Items from a figure collection
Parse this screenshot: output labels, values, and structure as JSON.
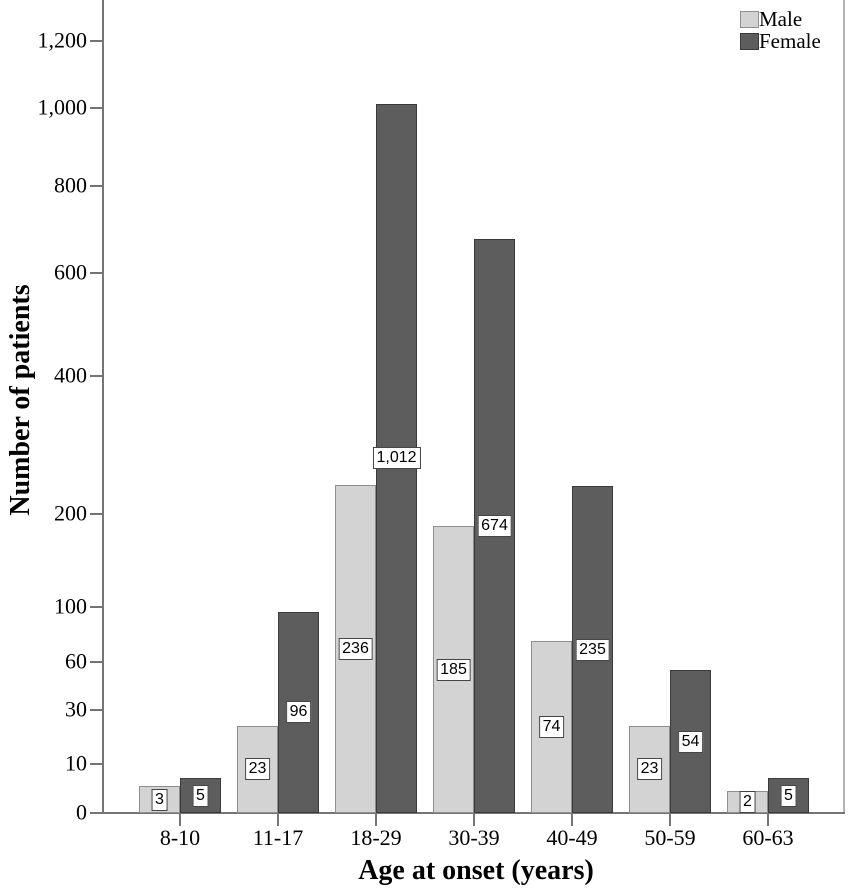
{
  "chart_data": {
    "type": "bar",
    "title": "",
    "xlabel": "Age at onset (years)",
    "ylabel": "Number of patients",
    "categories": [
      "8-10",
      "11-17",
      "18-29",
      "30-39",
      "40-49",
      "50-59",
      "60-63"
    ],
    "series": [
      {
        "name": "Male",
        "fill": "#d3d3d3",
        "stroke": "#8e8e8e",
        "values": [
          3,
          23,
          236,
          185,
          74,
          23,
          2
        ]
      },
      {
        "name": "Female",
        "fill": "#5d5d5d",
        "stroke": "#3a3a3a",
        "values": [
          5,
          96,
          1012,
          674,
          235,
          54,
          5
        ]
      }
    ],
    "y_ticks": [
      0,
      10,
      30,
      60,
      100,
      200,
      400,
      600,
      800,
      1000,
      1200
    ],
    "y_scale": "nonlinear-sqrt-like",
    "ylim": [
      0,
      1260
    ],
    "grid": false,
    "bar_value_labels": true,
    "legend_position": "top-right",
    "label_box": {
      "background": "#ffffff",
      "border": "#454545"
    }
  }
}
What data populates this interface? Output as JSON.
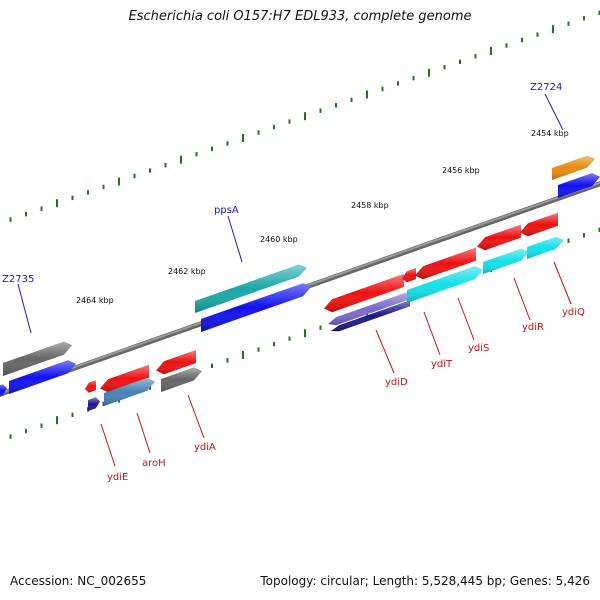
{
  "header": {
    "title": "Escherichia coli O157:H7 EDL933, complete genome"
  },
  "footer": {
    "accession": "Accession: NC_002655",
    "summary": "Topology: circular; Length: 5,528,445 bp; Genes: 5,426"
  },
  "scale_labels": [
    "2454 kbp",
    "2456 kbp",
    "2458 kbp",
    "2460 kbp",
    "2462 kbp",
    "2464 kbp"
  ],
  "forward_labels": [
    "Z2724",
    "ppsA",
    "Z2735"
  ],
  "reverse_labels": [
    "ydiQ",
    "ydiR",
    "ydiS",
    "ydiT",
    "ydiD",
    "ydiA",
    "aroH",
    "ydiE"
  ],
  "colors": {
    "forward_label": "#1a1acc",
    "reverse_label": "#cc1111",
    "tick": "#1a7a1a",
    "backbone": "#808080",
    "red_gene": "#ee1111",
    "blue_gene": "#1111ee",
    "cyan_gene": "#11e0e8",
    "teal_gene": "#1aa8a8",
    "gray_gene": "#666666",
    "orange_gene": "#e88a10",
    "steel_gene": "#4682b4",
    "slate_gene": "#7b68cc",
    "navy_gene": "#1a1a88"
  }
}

__Problem requirements__:
Copy out the entries exactly as they stand, omitting the images.

__Output of the task__:
Parse this screenshot: output labels, values, and structure as JSON.
{
  "chart_data": {
    "type": "bar",
    "title": "",
    "xlabel": "Age at onset (years)",
    "ylabel": "Number of patients",
    "categories": [
      "8-10",
      "11-17",
      "18-29",
      "30-39",
      "40-49",
      "50-59",
      "60-63"
    ],
    "series": [
      {
        "name": "Male",
        "fill": "#d3d3d3",
        "stroke": "#8e8e8e",
        "values": [
          3,
          23,
          236,
          185,
          74,
          23,
          2
        ]
      },
      {
        "name": "Female",
        "fill": "#5d5d5d",
        "stroke": "#3a3a3a",
        "values": [
          5,
          96,
          1012,
          674,
          235,
          54,
          5
        ]
      }
    ],
    "y_ticks": [
      0,
      10,
      30,
      60,
      100,
      200,
      400,
      600,
      800,
      1000,
      1200
    ],
    "y_scale": "nonlinear-sqrt-like",
    "ylim": [
      0,
      1260
    ],
    "grid": false,
    "bar_value_labels": true,
    "legend_position": "top-right",
    "label_box": {
      "background": "#ffffff",
      "border": "#454545"
    }
  }
}
What data populates this interface? Output as JSON.
{
  "header": {
    "title": "Escherichia coli O157:H7 EDL933, complete genome"
  },
  "footer": {
    "accession": "Accession: NC_002655",
    "summary": "Topology: circular; Length: 5,528,445 bp; Genes: 5,426"
  },
  "scale_labels": [
    "2454 kbp",
    "2456 kbp",
    "2458 kbp",
    "2460 kbp",
    "2462 kbp",
    "2464 kbp"
  ],
  "forward_labels": [
    "Z2724",
    "ppsA",
    "Z2735"
  ],
  "reverse_labels": [
    "ydiQ",
    "ydiR",
    "ydiS",
    "ydiT",
    "ydiD",
    "ydiA",
    "aroH",
    "ydiE"
  ],
  "colors": {
    "forward_label": "#1a1acc",
    "reverse_label": "#cc1111",
    "tick": "#1a7a1a",
    "backbone": "#808080",
    "red_gene": "#ee1111",
    "blue_gene": "#1111ee",
    "cyan_gene": "#11e0e8",
    "teal_gene": "#1aa8a8",
    "gray_gene": "#666666",
    "orange_gene": "#e88a10",
    "steel_gene": "#4682b4",
    "slate_gene": "#7b68cc",
    "navy_gene": "#1a1a88"
  }
}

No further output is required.